WRITTEN EXERCISE: Identify every line in the records below that contains the word "商品的单价是", and reproduce each one.

Raw records:
[BEGIN]

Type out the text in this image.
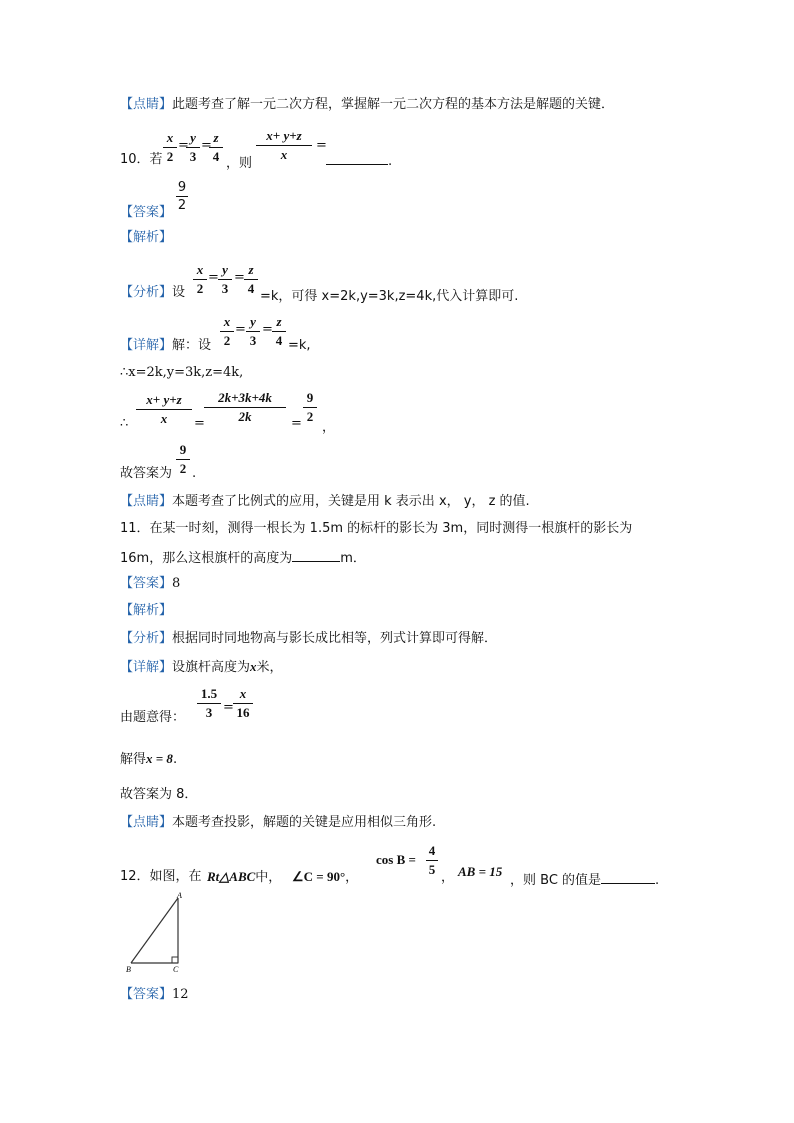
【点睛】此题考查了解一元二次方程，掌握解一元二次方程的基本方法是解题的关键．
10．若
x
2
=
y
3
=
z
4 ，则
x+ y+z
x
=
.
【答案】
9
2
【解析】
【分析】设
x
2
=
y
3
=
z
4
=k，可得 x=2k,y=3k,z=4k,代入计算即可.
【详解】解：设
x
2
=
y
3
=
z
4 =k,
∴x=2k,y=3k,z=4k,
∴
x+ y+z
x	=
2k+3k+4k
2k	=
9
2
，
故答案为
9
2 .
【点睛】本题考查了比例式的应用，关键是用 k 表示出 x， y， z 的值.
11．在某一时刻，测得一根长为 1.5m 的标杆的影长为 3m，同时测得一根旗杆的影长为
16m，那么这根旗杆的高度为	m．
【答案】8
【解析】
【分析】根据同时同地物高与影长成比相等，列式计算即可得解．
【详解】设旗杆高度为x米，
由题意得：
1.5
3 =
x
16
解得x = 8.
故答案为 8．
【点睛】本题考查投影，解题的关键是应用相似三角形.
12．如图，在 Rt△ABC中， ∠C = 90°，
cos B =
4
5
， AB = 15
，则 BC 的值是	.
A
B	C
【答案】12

[END]
[BEGIN]

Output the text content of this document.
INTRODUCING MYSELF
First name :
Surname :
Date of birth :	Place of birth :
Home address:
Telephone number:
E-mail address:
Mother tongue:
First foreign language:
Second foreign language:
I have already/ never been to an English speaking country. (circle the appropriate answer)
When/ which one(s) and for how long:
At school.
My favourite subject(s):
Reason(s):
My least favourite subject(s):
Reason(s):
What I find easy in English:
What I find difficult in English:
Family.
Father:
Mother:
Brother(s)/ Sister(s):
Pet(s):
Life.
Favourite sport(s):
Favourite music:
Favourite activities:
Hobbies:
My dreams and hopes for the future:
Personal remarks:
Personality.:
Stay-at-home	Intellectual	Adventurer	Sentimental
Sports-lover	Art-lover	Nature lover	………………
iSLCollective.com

[END]
[BEGIN]

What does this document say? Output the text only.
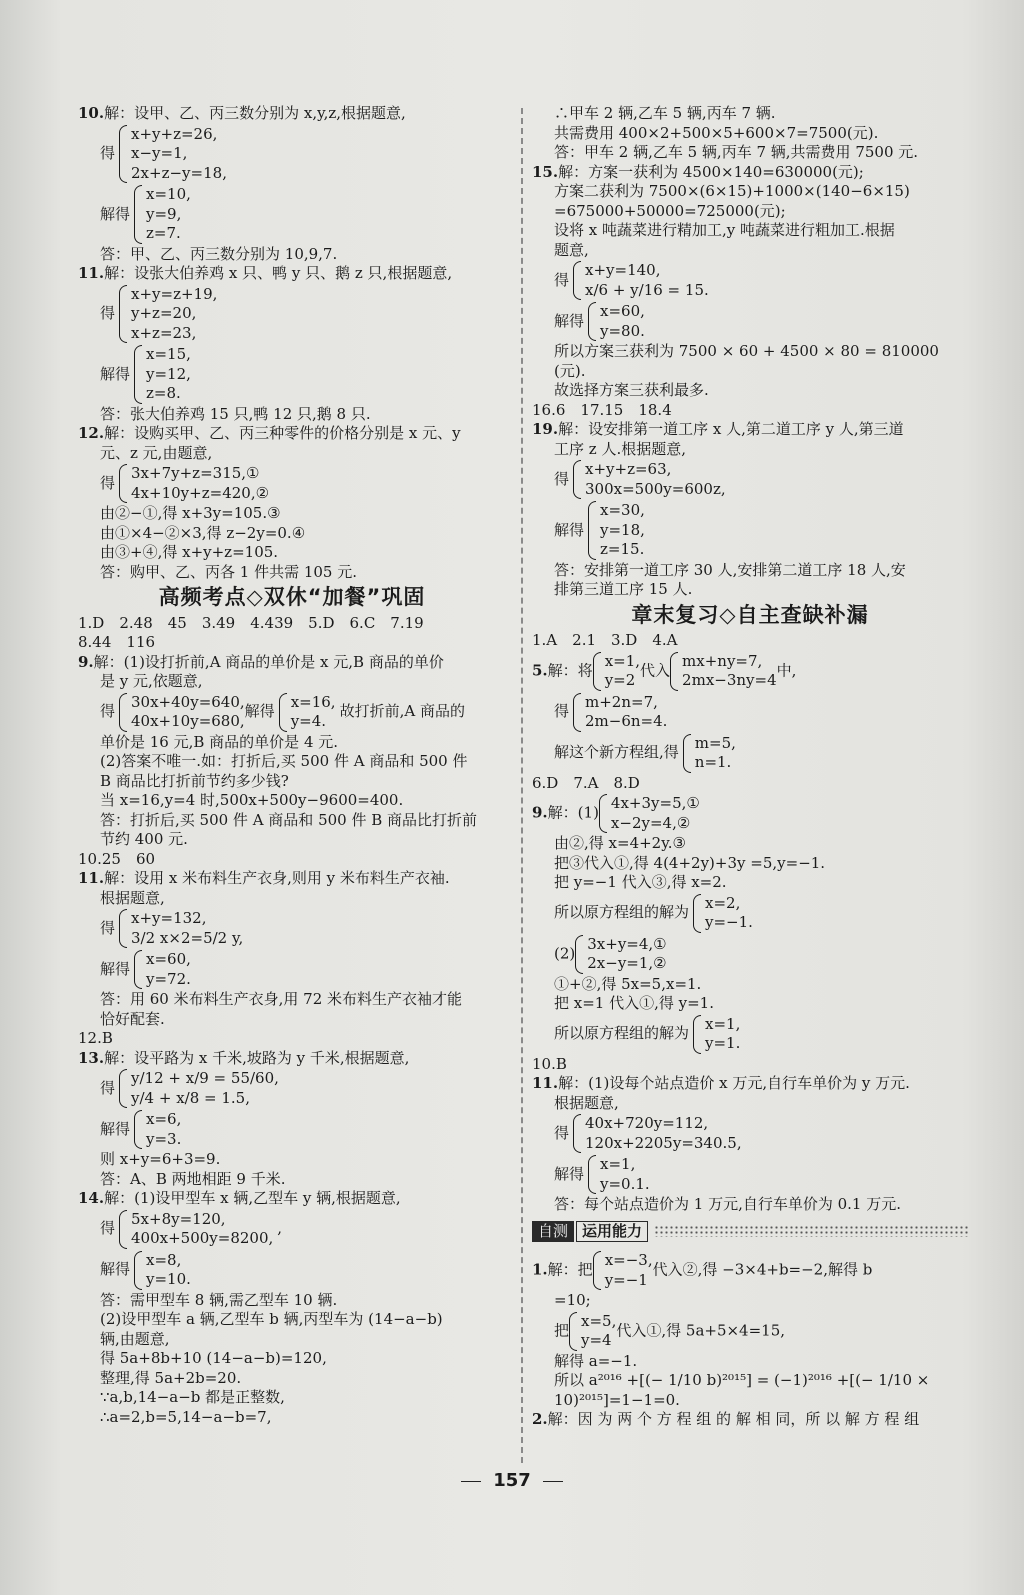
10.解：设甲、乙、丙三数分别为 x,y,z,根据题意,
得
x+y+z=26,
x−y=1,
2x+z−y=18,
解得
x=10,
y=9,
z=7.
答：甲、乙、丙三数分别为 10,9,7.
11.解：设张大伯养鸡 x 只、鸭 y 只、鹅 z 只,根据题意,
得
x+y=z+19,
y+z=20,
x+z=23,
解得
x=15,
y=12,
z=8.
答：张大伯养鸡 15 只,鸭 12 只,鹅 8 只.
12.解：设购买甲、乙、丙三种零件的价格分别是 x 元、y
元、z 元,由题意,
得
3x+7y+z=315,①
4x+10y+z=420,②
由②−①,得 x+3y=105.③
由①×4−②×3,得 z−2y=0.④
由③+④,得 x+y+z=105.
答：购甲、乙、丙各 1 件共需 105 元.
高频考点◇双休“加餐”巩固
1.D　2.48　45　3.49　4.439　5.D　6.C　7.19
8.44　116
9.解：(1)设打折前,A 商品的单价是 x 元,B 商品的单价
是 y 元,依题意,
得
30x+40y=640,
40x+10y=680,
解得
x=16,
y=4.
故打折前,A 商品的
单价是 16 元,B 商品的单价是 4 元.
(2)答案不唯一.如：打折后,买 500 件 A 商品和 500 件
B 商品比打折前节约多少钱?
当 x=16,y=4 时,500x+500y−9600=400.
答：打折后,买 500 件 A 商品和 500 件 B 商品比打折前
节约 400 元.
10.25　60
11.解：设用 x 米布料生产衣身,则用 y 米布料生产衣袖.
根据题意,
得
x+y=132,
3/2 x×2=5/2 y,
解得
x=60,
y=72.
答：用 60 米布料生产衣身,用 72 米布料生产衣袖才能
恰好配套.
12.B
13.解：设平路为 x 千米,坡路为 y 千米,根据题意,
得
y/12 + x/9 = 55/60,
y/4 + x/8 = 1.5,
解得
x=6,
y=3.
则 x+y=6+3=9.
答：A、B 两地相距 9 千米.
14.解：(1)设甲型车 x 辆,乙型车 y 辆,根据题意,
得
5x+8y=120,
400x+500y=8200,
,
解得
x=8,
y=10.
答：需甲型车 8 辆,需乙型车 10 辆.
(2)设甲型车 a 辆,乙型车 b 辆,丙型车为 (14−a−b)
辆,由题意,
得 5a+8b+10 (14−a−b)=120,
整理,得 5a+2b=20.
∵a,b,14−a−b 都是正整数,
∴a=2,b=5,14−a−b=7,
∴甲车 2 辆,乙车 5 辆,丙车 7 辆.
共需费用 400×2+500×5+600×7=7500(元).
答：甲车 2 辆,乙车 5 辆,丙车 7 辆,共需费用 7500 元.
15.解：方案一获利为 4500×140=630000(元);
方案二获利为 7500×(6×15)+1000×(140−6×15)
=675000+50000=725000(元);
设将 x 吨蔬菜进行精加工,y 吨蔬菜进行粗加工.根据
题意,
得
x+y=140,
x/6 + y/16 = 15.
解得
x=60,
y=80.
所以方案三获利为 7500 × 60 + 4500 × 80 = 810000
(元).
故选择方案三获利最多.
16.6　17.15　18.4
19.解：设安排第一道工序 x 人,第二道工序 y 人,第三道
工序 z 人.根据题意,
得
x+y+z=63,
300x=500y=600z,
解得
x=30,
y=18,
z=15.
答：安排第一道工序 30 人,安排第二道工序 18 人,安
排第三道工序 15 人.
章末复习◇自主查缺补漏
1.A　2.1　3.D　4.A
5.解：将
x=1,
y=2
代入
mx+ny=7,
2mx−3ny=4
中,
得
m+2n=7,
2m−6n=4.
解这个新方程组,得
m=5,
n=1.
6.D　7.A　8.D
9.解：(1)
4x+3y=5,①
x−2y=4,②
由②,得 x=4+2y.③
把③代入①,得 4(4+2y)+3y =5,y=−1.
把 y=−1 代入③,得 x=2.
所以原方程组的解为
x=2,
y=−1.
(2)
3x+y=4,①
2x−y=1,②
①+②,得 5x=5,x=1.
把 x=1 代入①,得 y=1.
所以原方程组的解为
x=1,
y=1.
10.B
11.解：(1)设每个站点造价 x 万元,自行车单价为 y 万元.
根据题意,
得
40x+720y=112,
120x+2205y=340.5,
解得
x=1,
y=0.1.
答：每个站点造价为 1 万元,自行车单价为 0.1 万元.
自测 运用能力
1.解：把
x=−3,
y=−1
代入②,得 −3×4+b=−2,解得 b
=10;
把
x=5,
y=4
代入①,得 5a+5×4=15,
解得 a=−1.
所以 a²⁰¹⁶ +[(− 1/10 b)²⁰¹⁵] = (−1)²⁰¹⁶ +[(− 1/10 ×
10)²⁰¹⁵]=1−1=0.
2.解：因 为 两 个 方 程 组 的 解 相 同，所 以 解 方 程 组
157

[END]

RESPONSE TO THIS TASK:
9.解：(1)设打折前,A 商品的单价是 x 元,B 商品的单价
单价是 16 元,B 商品的单价是 4 元.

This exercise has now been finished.